Check every line below for the word "west" and show those that hold it.

>> begin Supplied data

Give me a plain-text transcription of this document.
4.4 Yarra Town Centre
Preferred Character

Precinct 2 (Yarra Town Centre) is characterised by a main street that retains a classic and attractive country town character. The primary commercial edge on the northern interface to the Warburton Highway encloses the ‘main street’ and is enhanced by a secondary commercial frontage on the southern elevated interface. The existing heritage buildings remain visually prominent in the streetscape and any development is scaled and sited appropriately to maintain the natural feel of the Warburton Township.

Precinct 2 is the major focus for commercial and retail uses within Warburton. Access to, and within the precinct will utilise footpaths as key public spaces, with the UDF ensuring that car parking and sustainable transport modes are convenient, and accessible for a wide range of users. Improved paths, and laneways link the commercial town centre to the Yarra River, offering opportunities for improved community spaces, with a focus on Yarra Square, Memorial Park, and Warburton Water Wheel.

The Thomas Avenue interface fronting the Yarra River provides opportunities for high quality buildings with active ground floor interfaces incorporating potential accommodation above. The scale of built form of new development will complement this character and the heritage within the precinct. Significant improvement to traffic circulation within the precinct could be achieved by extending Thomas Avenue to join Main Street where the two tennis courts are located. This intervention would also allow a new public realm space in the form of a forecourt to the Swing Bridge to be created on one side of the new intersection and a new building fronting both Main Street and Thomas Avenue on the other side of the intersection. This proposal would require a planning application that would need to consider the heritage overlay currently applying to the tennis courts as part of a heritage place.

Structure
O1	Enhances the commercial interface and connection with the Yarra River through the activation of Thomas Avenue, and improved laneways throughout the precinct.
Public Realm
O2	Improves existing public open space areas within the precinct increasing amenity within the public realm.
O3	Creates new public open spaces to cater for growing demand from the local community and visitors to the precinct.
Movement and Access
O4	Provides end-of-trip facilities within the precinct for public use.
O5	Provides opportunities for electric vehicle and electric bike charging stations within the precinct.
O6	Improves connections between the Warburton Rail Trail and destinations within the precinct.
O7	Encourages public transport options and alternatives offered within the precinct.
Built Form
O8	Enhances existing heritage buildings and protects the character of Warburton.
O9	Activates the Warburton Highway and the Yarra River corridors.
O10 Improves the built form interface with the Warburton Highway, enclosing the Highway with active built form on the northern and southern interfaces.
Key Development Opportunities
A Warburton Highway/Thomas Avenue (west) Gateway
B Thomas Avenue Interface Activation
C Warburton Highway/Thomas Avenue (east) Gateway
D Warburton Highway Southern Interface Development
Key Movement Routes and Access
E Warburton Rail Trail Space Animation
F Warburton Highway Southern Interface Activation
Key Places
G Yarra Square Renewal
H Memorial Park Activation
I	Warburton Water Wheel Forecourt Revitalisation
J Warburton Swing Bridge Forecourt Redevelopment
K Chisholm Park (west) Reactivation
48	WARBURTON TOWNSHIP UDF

>> end Supplied data

** Correct result **
A Warburton Highway/Thomas Avenue (west) Gateway
K Chisholm Park (west) Reactivation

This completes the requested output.